Exercise: Look through the lines below and extract each one that contains "from".

Entries supplied:
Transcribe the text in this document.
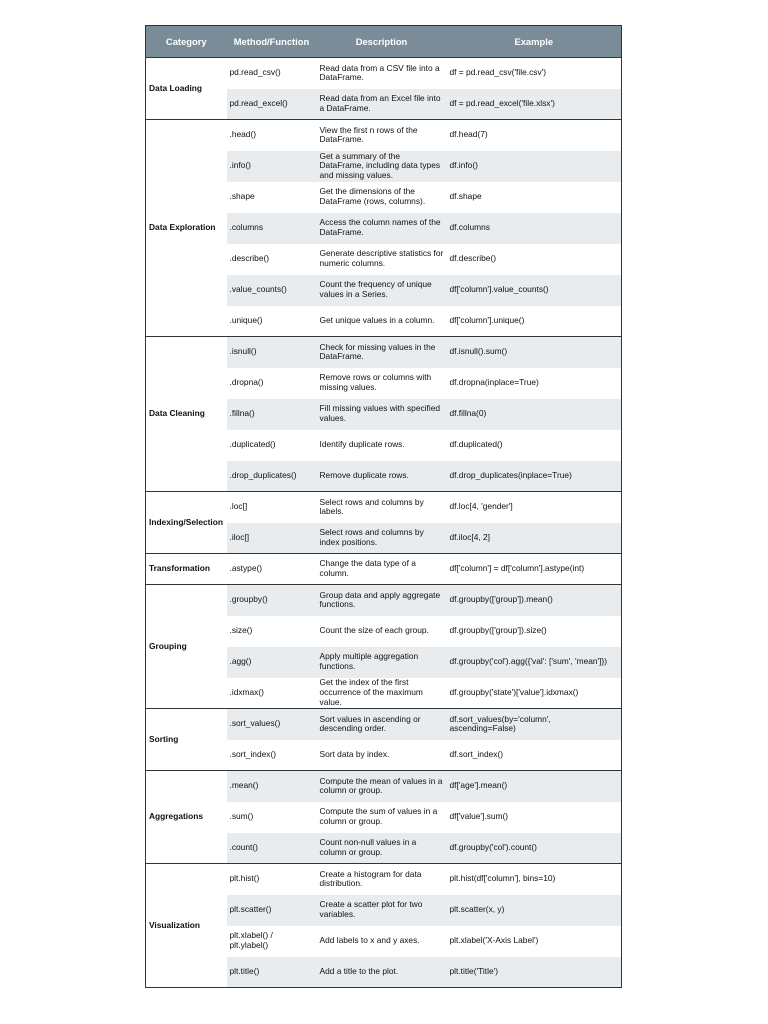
Category	Method/Function	Description	Example
Data Loading	pd.read_csv()	Read data from a CSV file into a DataFrame.	df = pd.read_csv('file.csv')
	pd.read_excel()	Read data from an Excel file into a DataFrame.	df = pd.read_excel('file.xlsx')
Data Exploration	.head()	View the first n rows of the DataFrame.	df.head(7)
	.info()	Get a summary of the DataFrame, including data types and missing values.	df.info()
	.shape	Get the dimensions of the DataFrame (rows, columns).	df.shape
	.columns	Access the column names of the DataFrame.	df.columns
	.describe()	Generate descriptive statistics for numeric columns.	df.describe()
	.value_counts()	Count the frequency of unique values in a Series.	df['column'].value_counts()
	.unique()	Get unique values in a column.	df['column'].unique()
Data Cleaning	.isnull()	Check for missing values in the DataFrame.	df.isnull().sum()
	.dropna()	Remove rows or columns with missing values.	df.dropna(inplace=True)
	.fillna()	Fill missing values with specified values.	df.fillna(0)
	.duplicated()	Identify duplicate rows.	df.duplicated()
	.drop_duplicates()	Remove duplicate rows.	df.drop_duplicates(inplace=True)
Indexing/Selection	.loc[]	Select rows and columns by labels.	df.loc[4, 'gender']
	.iloc[]	Select rows and columns by index positions.	df.iloc[4, 2]
Transformation	.astype()	Change the data type of a column.	df['column'] = df['column'].astype(int)
Grouping	.groupby()	Group data and apply aggregate functions.	df.groupby(['group']).mean()
	.size()	Count the size of each group.	df.groupby(['group']).size()
	.agg()	Apply multiple aggregation functions.	df.groupby('col').agg({'val': ['sum', 'mean']})
	.idxmax()	Get the index of the first occurrence of the maximum value.	df.groupby('state')['value'].idxmax()
Sorting	.sort_values()	Sort values in ascending or descending order.	df.sort_values(by='column', ascending=False)
	.sort_index()	Sort data by index.	df.sort_index()
Aggregations	.mean()	Compute the mean of values in a column or group.	df['age'].mean()
	.sum()	Compute the sum of values in a column or group.	df['value'].sum()
	.count()	Count non-null values in a column or group.	df.groupby('col').count()
Visualization	plt.hist()	Create a histogram for data distribution.	plt.hist(df['column'], bins=10)
	plt.scatter()	Create a scatter plot for two variables.	plt.scatter(x, y)
	plt.xlabel() / plt.ylabel()	Add labels to x and y axes.	plt.xlabel('X-Axis Label')
	plt.title()	Add a title to the plot.	plt.title('Title')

Result of the task:
Data Loading	pd.read_csv()	Read data from a CSV file into a DataFrame.	df = pd.read_csv('file.csv')
	pd.read_excel()	Read data from an Excel file into a DataFrame.	df = pd.read_excel('file.xlsx')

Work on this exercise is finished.